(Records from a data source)
BEGIN
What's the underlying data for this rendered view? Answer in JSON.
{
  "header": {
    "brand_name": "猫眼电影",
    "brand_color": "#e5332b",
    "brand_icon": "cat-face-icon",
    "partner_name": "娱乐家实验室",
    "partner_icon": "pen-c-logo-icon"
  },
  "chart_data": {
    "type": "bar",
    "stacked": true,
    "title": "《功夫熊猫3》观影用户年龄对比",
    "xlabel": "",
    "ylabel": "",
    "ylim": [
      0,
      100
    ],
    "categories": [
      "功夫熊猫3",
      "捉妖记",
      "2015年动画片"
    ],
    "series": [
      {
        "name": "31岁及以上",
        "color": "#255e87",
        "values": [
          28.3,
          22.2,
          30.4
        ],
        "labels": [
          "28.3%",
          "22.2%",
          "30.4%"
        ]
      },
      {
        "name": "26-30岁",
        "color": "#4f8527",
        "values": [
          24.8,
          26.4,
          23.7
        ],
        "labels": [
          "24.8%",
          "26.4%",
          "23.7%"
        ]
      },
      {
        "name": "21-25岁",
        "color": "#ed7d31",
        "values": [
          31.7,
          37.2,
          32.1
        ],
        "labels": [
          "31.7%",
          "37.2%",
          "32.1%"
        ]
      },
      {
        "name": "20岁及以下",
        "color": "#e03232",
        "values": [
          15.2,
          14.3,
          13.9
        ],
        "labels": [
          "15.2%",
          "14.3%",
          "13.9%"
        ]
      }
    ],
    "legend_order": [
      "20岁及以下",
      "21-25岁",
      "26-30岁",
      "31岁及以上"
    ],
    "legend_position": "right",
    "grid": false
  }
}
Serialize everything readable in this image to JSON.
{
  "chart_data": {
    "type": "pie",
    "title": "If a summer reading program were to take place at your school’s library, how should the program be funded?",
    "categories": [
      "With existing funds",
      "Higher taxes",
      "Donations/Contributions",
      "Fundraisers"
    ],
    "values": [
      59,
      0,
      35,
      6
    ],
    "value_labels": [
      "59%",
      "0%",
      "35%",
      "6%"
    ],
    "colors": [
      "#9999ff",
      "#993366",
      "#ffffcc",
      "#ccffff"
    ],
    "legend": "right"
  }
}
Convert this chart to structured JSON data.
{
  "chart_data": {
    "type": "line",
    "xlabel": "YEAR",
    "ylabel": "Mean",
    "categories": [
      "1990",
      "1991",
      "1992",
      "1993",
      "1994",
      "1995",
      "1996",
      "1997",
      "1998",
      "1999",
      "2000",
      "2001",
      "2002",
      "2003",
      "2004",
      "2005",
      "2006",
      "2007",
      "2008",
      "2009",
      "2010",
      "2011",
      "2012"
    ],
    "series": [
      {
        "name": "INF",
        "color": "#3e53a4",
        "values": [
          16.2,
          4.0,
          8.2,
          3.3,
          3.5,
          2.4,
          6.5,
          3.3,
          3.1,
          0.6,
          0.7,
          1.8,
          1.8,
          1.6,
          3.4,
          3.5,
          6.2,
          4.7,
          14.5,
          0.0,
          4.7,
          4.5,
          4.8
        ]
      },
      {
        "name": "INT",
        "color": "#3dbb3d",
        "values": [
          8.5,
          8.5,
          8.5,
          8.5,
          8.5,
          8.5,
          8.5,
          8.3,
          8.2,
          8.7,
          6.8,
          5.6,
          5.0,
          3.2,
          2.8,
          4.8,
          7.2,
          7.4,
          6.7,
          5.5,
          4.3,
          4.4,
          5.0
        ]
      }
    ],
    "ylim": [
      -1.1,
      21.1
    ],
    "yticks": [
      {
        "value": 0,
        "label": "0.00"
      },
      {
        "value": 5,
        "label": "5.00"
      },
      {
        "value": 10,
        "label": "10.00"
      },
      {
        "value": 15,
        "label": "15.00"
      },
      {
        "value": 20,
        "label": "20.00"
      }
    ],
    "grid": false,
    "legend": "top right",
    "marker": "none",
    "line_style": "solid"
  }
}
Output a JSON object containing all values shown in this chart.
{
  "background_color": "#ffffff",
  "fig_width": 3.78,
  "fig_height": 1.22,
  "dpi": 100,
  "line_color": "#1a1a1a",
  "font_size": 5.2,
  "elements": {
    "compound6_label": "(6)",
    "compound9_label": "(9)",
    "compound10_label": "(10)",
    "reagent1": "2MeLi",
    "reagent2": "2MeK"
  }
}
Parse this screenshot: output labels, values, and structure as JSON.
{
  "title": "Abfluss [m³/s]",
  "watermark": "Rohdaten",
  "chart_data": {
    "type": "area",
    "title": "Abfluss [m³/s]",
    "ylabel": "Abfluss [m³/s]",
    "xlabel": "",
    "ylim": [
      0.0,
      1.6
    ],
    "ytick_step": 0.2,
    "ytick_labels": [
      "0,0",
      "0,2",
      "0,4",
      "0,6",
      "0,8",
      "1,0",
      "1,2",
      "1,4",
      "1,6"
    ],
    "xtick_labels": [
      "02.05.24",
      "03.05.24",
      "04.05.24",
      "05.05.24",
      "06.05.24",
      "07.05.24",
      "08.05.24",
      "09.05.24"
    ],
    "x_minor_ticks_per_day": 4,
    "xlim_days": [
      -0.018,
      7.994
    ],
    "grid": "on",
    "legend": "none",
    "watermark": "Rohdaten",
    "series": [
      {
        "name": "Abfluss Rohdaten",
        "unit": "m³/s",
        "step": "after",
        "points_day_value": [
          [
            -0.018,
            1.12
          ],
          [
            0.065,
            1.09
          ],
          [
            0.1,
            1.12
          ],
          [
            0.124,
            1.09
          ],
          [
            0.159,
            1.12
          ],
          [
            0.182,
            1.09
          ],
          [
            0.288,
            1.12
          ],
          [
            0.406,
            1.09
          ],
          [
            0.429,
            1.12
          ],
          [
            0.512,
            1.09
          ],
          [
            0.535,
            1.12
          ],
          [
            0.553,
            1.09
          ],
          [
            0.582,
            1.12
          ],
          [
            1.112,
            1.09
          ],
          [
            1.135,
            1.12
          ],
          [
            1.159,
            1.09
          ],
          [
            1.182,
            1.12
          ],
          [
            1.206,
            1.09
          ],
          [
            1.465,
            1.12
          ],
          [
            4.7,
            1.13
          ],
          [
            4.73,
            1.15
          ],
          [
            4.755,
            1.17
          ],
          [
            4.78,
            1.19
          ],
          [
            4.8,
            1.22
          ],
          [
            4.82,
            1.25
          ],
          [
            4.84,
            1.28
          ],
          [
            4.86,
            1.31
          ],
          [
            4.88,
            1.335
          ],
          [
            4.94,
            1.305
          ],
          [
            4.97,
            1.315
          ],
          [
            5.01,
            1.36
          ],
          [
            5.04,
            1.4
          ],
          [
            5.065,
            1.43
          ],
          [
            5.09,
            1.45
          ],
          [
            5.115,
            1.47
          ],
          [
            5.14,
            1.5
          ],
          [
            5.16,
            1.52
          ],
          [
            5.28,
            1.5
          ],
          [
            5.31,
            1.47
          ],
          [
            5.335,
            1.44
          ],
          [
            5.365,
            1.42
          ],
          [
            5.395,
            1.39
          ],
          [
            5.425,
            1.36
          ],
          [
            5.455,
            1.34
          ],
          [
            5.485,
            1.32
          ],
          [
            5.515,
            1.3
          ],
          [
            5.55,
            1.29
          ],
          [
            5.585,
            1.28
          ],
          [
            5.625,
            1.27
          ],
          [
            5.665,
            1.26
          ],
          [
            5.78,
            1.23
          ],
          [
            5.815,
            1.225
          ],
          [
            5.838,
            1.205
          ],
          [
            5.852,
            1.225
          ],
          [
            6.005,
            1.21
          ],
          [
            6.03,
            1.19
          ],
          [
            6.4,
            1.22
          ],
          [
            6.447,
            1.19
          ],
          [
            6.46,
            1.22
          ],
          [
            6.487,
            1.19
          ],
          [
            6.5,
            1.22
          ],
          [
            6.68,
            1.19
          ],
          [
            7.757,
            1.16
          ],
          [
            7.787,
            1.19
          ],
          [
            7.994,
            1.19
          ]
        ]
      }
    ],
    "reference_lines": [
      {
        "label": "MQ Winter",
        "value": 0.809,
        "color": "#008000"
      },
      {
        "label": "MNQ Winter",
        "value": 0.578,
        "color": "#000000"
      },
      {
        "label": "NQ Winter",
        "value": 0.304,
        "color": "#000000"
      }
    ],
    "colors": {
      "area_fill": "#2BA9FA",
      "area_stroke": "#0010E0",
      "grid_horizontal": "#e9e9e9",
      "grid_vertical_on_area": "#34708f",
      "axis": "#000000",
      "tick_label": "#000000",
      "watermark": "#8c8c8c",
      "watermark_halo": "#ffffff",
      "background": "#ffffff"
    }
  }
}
END
STATED GOAL: Give the number of lines above in which the word "Rohdaten" occurs, with nothing else.

ANSWER TO THE EXERCISE: 3